## [GIVEN EXERCISE]
Could you recast every line of the rows below as a Markdown table with the columns "No." and "Line text", numbering each line and skipping blank lines? Leave the pictures out of the answer.

-------- SOURCE MATERIAL --------

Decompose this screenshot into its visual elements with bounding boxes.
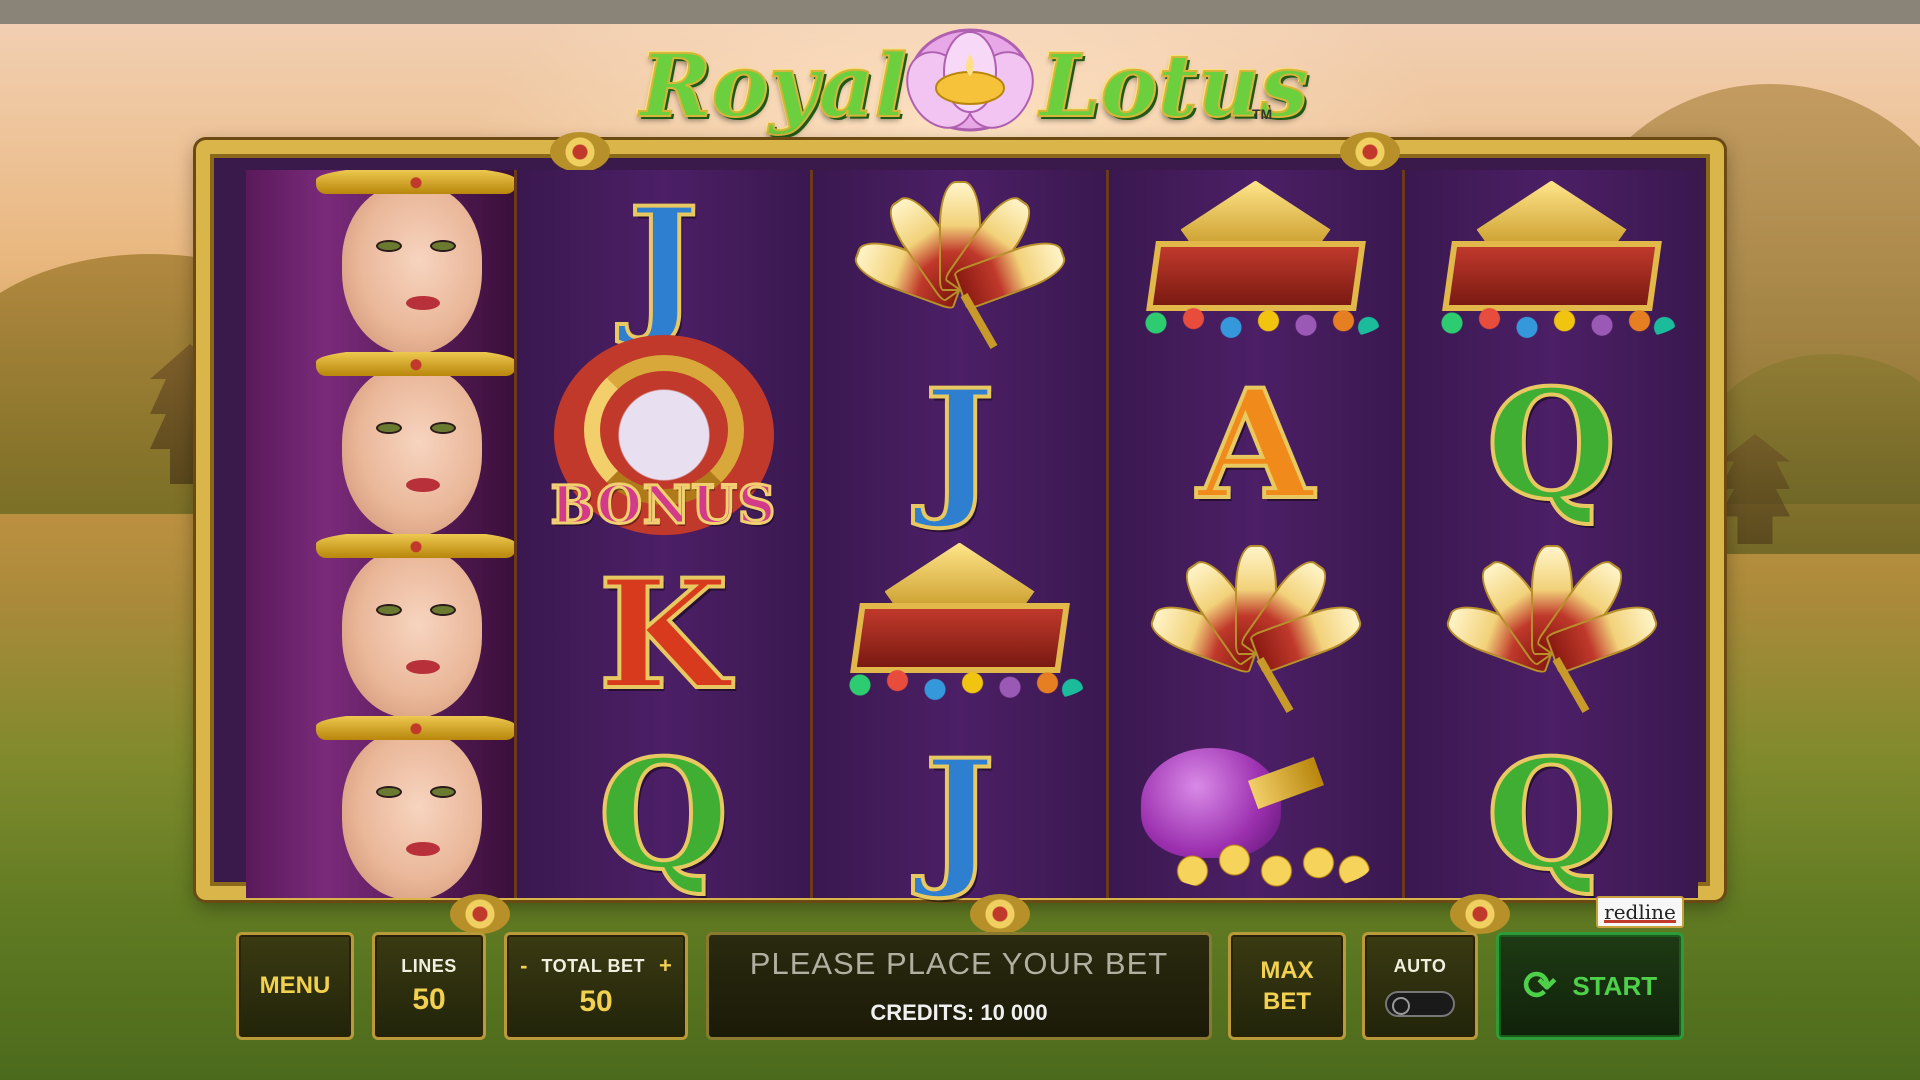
treasure-chest-icon <box>1426 180 1677 351</box>
provider-logo: redline <box>1596 896 1684 928</box>
max-bet-button[interactable]: MAX BET <box>1228 932 1346 1040</box>
status-message: PLEASE PLACE YOUR BET <box>749 946 1169 981</box>
menu-label: MENU <box>259 972 331 999</box>
fan-icon <box>845 180 1075 351</box>
symbol-q: Q <box>1484 357 1619 533</box>
treasure-chest-symbol <box>813 540 1106 715</box>
frame-ornament <box>1450 894 1510 934</box>
lotus-icon <box>906 28 1034 132</box>
max-bet-label-line1: MAX <box>1260 956 1314 984</box>
menu-button[interactable]: MENU <box>236 932 354 1040</box>
symbol-q: Q <box>596 727 731 903</box>
credits-display: CREDITS: 10 000 <box>870 1000 1048 1025</box>
max-bet-label-line2: BET <box>1263 988 1311 1015</box>
coin-bag-symbol <box>1109 725 1402 900</box>
reel-4: A <box>1106 170 1402 898</box>
reel-2: J BONUS K Q <box>514 170 810 898</box>
symbol-k: K <box>596 547 730 723</box>
start-label: START <box>1572 970 1658 1001</box>
fan-symbol <box>1109 540 1402 720</box>
bonus-label: BONUS <box>549 474 777 538</box>
total-bet-value: 50 <box>579 985 613 1018</box>
frame-ornament <box>970 894 1030 934</box>
message-panel: PLEASE PLACE YOUR BET CREDITS: 10 000 <box>706 932 1212 1040</box>
princess-symbol <box>246 352 514 534</box>
fan-icon <box>1141 545 1371 715</box>
bonus-symbol: BONUS <box>517 320 810 550</box>
lines-value: 50 <box>412 982 446 1016</box>
reel-1 <box>246 170 514 898</box>
lines-button[interactable]: LINES 50 <box>372 932 486 1040</box>
auto-toggle[interactable] <box>1385 990 1455 1017</box>
reels: J BONUS K Q J J A Q Q <box>246 170 1700 898</box>
game-logo: Royal Lotus TM <box>639 18 1309 138</box>
symbol-j: J <box>922 727 997 903</box>
fan-symbol <box>813 178 1106 353</box>
frame-ornament <box>1340 132 1400 172</box>
auto-button[interactable]: AUTO <box>1362 932 1478 1040</box>
coin-bag-icon <box>1131 728 1381 898</box>
princess-symbol <box>246 170 514 352</box>
bet-decrease-button[interactable]: - <box>520 953 527 979</box>
princess-symbol <box>246 534 514 716</box>
symbol-j: J <box>922 357 997 533</box>
treasure-chest-symbol <box>1109 178 1402 353</box>
reel-5: Q Q <box>1402 170 1698 898</box>
treasure-chest-icon <box>1130 180 1381 351</box>
lines-label: LINES <box>401 955 457 976</box>
frame-ornament <box>550 132 610 172</box>
logo-word-royal: Royal <box>639 35 908 138</box>
start-button[interactable]: ⟳ START <box>1496 932 1684 1040</box>
reel-frame: J BONUS K Q J J A Q Q <box>196 132 1724 934</box>
auto-label: AUTO <box>1393 955 1447 976</box>
symbol-q: Q <box>1484 727 1619 903</box>
fan-symbol <box>1405 540 1698 720</box>
treasure-chest-symbol <box>1405 178 1698 353</box>
frame-ornament <box>450 894 510 934</box>
total-bet-control: - TOTAL BET + 50 <box>504 932 688 1040</box>
fan-icon <box>1437 545 1667 715</box>
trademark-symbol: TM <box>1252 106 1273 122</box>
reel-3: J J <box>810 170 1106 898</box>
symbol-a: A <box>1195 357 1315 533</box>
refresh-icon: ⟳ <box>1522 964 1557 1008</box>
treasure-chest-icon <box>834 542 1085 713</box>
bet-increase-button[interactable]: + <box>659 953 672 979</box>
princess-symbol <box>246 716 514 898</box>
total-bet-label: TOTAL BET <box>541 955 645 976</box>
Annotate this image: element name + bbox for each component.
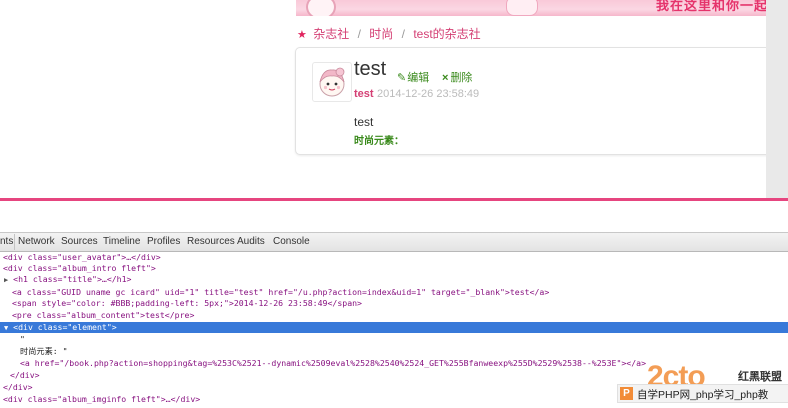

--------

## [EXERCISE RESPONSE]
| No. | Line text |
|---|---|
| 1 | Decompose this screenshot into its visual elements with bounding boxes. |
| 2 | treasure-chest-icon <box>1426 180 1677 351</box> |
| 3 | provider-logo: redline <box>1596 896 1684 928</box> |
| 4 | max-bet-button[interactable]: MAX BET <box>1228 932 1346 1040</box> |
| 5 | status-message: PLEASE PLACE YOUR BET <box>749 946 1169 981</box> |
| 6 | menu-label: MENU <box>259 972 331 999</box> |
| 7 | fan-icon <box>845 180 1075 351</box> |
| 8 | symbol-q: Q <box>1484 357 1619 533</box> |
| 9 | treasure-chest-symbol <box>813 540 1106 715</box> |
| 10 | frame-ornament <box>1450 894 1510 934</box> |
| 11 | lotus-icon <box>906 28 1034 132</box> |
| 12 | max-bet-label-line1: MAX <box>1260 956 1314 984</box> |
| 13 | menu-button[interactable]: MENU <box>236 932 354 1040</box> |
| 14 | symbol-q: Q <box>596 727 731 903</box> |
| 15 | credits-display: CREDITS: 10 000 <box>870 1000 1048 1025</box> |
| 16 | max-bet-label-line2: BET <box>1263 988 1311 1015</box> |
| 17 | coin-bag-symbol <box>1109 725 1402 900</box> |
| 18 | reel-4: A <box>1106 170 1402 898</box> |
| 19 | reel-2: J BONUS K Q <box>514 170 810 898</box> |
| 20 | symbol-k: K <box>596 547 730 723</box> |
| 21 | start-label: START <box>1572 970 1658 1001</box> |
| 22 | fan-symbol <box>1109 540 1402 720</box> |
| 23 | bonus-label: BONUS <box>549 474 777 538</box> |
| 24 | total-bet-value: 50 <box>579 985 613 1018</box> |
| 25 | frame-ornament <box>970 894 1030 934</box> |
| 26 | message-panel: PLEASE PLACE YOUR BET CREDITS: 10 000 <box>706 932 1212 1040</box> |
| 27 | princess-symbol <box>246 352 514 534</box> |
| 28 | fan-icon <box>1141 545 1371 715</box> |
| 29 | bonus-symbol: BONUS <box>517 320 810 550</box> |
| 30 | lines-value: 50 <box>412 982 446 1016</box> |
| 31 | reel-1 <box>246 170 514 898</box> |
| 32 | lines-button[interactable]: LINES 50 <box>372 932 486 1040</box> |
| 33 | auto-toggle[interactable] <box>1385 990 1455 1017</box> |
| 34 | reels: J BONUS K Q J J A Q Q <box>246 170 1700 898</box> |
| 35 | game-logo: Royal Lotus TM <box>639 18 1309 138</box> |
| 36 | symbol-j: J <box>922 727 997 903</box> |
| 37 | fan-symbol <box>813 178 1106 353</box> |
| 38 | frame-ornament <box>1340 132 1400 172</box> |
| 39 | auto-button[interactable]: AUTO <box>1362 932 1478 1040</box> |
| 40 | coin-bag-icon <box>1131 728 1381 898</box> |
| 41 | princess-symbol <box>246 170 514 352</box> |
| 42 | bet-decrease-button[interactable]: - <box>520 953 527 979</box> |
| 43 | princess-symbol <box>246 534 514 716</box> |
| 44 | symbol-j: J <box>922 357 997 533</box> |
| 45 | treasure-chest-symbol <box>1109 178 1402 353</box> |
| 46 | reel-5: Q Q <box>1402 170 1698 898</box> |
| 47 | treasure-chest-icon <box>1130 180 1381 351</box> |
| 48 | lines-label: LINES <box>401 955 457 976</box> |
| 49 | frame-ornament <box>550 132 610 172</box> |
| 50 | logo-word-royal: Royal <box>639 35 908 138</box> |
| 51 | start-button[interactable]: ⟳ START <box>1496 932 1684 1040</box> |
| 52 | reel-frame: J BONUS K Q J J A Q Q <box>196 132 1724 934</box> |
| 53 | auto-label: AUTO <box>1393 955 1447 976</box> |
| 54 | symbol-q: Q <box>1484 727 1619 903</box> |
| 55 | fan-symbol <box>1405 540 1698 720</box> |
| 56 | treasure-chest-symbol <box>1405 178 1698 353</box> |
| 57 | frame-ornament <box>450 894 510 934</box> |
| 58 | total-bet-control: - TOTAL BET + 50 <box>504 932 688 1040</box> |
| 59 | fan-icon <box>1437 545 1667 715</box> |
| 60 | trademark-symbol: TM <box>1252 106 1273 122</box> |
| 61 | reel-3: J J <box>810 170 1106 898</box> |
| 62 | symbol-a: A <box>1195 357 1315 533</box> |
| 63 | refresh-icon: ⟳ <box>1522 964 1557 1008</box> |
| 64 | treasure-chest-icon <box>834 542 1085 713</box> |
| 65 | bet-increase-button[interactable]: + <box>659 953 672 979</box> |
| 66 | princess-symbol <box>246 716 514 898</box> |
| 67 | total-bet-label: TOTAL BET <box>541 955 645 976</box> |
| 68 | Annotate this image: element name + bbox for each component. |